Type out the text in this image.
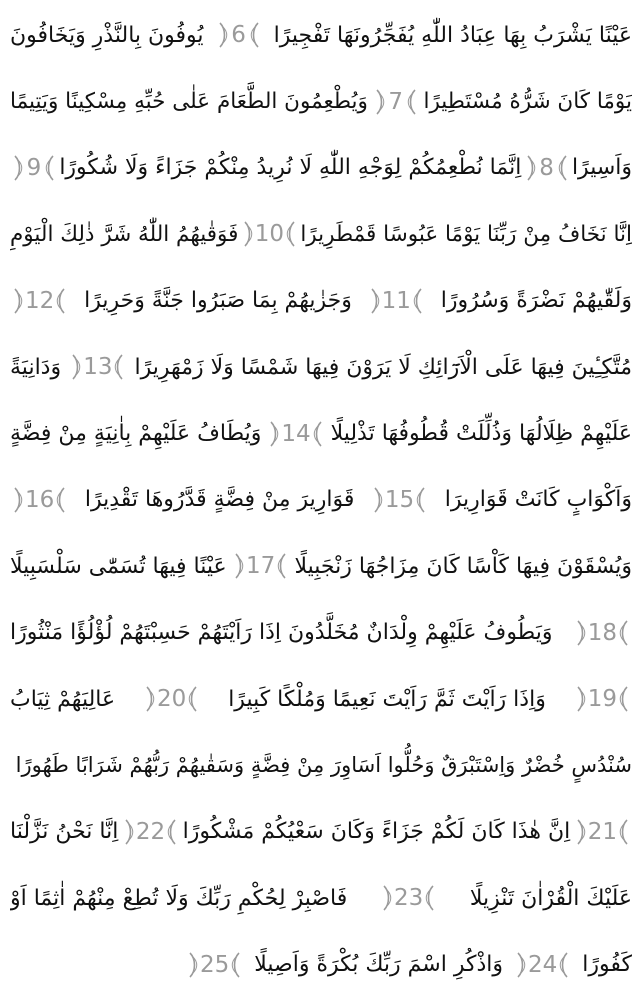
عَيْنًا يَشْرَبُ بِهَا عِبَادُ اللّٰهِ يُفَجِّرُونَهَا تَفْجِيرًا
6
يُوفُونَ بِالنَّذْرِ وَيَخَافُونَ
يَوْمًا كَانَ شَرُّهُ مُسْتَطِيرًا
7
وَيُطْعِمُونَ الطَّعَامَ عَلٰى حُبِّهِ مِسْكِينًا وَيَتِيمًا
وَاَسِيرًا
8
اِنَّمَا نُطْعِمُكُمْ لِوَجْهِ اللّٰهِ لَا نُرِيدُ مِنْكُمْ جَزَاءً وَلَا شُكُورًا
9
اِنَّا نَخَافُ مِنْ رَبِّنَا يَوْمًا عَبُوسًا قَمْطَرِيرًا
10
فَوَقٰيهُمُ اللّٰهُ شَرَّ ذٰلِكَ الْيَوْمِ
وَلَقّٰيهُمْ نَضْرَةً وَسُرُورًا
11
وَجَزٰيهُمْ بِمَا صَبَرُوا جَنَّةً وَحَرِيرًا
12
مُتَّكِـِٔينَ فِيهَا عَلَى الْاَرَٓائِكِ لَا يَرَوْنَ فِيهَا شَمْسًا وَلَا زَمْهَرِيرًا
13
وَدَانِيَةً
عَلَيْهِمْ ظِلَالُهَا وَذُلِّلَتْ قُطُوفُهَا تَذْلِيلًا
14
وَيُطَافُ عَلَيْهِمْ بِاٰنِيَةٍ مِنْ فِضَّةٍ
وَاَكْوَابٍ كَانَتْ قَوَارِيرَا
15
قَوَارِيرَ مِنْ فِضَّةٍ قَدَّرُوهَا تَقْدِيرًا
16
وَيُسْقَوْنَ فِيهَا كَاْسًا كَانَ مِزَاجُهَا زَنْجَبِيلًا
17
عَيْنًا فِيهَا تُسَمّٰى سَلْسَبِيلًا
18
وَيَطُوفُ عَلَيْهِمْ وِلْدَانٌ مُخَلَّدُونَ اِذَا رَاَيْتَهُمْ حَسِبْتَهُمْ لُؤْلُؤًا مَنْثُورًا
19
وَاِذَا رَاَيْتَ ثَمَّ رَاَيْتَ نَعِيمًا وَمُلْكًا كَبِيرًا
20
عَالِيَهُمْ ثِيَابُ
سُنْدُسٍ خُضْرٌ وَاِسْتَبْرَقٌ وَحُلُّوا اَسَاوِرَ مِنْ فِضَّةٍ وَسَقٰيهُمْ رَبُّهُمْ شَرَابًا طَهُورًا
21
اِنَّ هٰذَا كَانَ لَكُمْ جَزَاءً وَكَانَ سَعْيُكُمْ مَشْكُورًا
22
اِنَّا نَحْنُ نَزَّلْنَا
عَلَيْكَ الْقُرْاٰنَ تَنْزِيلًا
23
فَاصْبِرْ لِحُكْمِ رَبِّكَ وَلَا تُطِعْ مِنْهُمْ اٰثِمًا اَوْ
كَفُورًا
24
وَاذْكُرِ اسْمَ رَبِّكَ بُكْرَةً وَاَصِيلًا
25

=== Your instructions ===
Copy the listing word for word, excluding its pictures.

=== Solution to the problem ===
Type out the text in this image.
عَيْنًا يَشْرَبُ بِهَا عِبَادُ اللّٰهِ يُفَجِّرُونَهَا تَفْجِيرًا
6
يُوفُونَ بِالنَّذْرِ وَيَخَافُونَ
يَوْمًا كَانَ شَرُّهُ مُسْتَطِيرًا
7
وَيُطْعِمُونَ الطَّعَامَ عَلٰى حُبِّهِ مِسْكِينًا وَيَتِيمًا
وَاَسِيرًا
8
اِنَّمَا نُطْعِمُكُمْ لِوَجْهِ اللّٰهِ لَا نُرِيدُ مِنْكُمْ جَزَاءً وَلَا شُكُورًا
9
اِنَّا نَخَافُ مِنْ رَبِّنَا يَوْمًا عَبُوسًا قَمْطَرِيرًا
10
فَوَقٰيهُمُ اللّٰهُ شَرَّ ذٰلِكَ الْيَوْمِ
وَلَقّٰيهُمْ نَضْرَةً وَسُرُورًا
11
وَجَزٰيهُمْ بِمَا صَبَرُوا جَنَّةً وَحَرِيرًا
12
مُتَّكِـِٔينَ فِيهَا عَلَى الْاَرَٓائِكِ لَا يَرَوْنَ فِيهَا شَمْسًا وَلَا زَمْهَرِيرًا
13
وَدَانِيَةً
عَلَيْهِمْ ظِلَالُهَا وَذُلِّلَتْ قُطُوفُهَا تَذْلِيلًا
14
وَيُطَافُ عَلَيْهِمْ بِاٰنِيَةٍ مِنْ فِضَّةٍ
وَاَكْوَابٍ كَانَتْ قَوَارِيرَا
15
قَوَارِيرَ مِنْ فِضَّةٍ قَدَّرُوهَا تَقْدِيرًا
16
وَيُسْقَوْنَ فِيهَا كَاْسًا كَانَ مِزَاجُهَا زَنْجَبِيلًا
17
عَيْنًا فِيهَا تُسَمّٰى سَلْسَبِيلًا
18
وَيَطُوفُ عَلَيْهِمْ وِلْدَانٌ مُخَلَّدُونَ اِذَا رَاَيْتَهُمْ حَسِبْتَهُمْ لُؤْلُؤًا مَنْثُورًا
19
وَاِذَا رَاَيْتَ ثَمَّ رَاَيْتَ نَعِيمًا وَمُلْكًا كَبِيرًا
20
عَالِيَهُمْ ثِيَابُ
سُنْدُسٍ خُضْرٌ وَاِسْتَبْرَقٌ وَحُلُّوا اَسَاوِرَ مِنْ فِضَّةٍ وَسَقٰيهُمْ رَبُّهُمْ شَرَابًا طَهُورًا
21
اِنَّ هٰذَا كَانَ لَكُمْ جَزَاءً وَكَانَ سَعْيُكُمْ مَشْكُورًا
22
اِنَّا نَحْنُ نَزَّلْنَا
عَلَيْكَ الْقُرْاٰنَ تَنْزِيلًا
23
فَاصْبِرْ لِحُكْمِ رَبِّكَ وَلَا تُطِعْ مِنْهُمْ اٰثِمًا اَوْ
كَفُورًا
24
وَاذْكُرِ اسْمَ رَبِّكَ بُكْرَةً وَاَصِيلًا
25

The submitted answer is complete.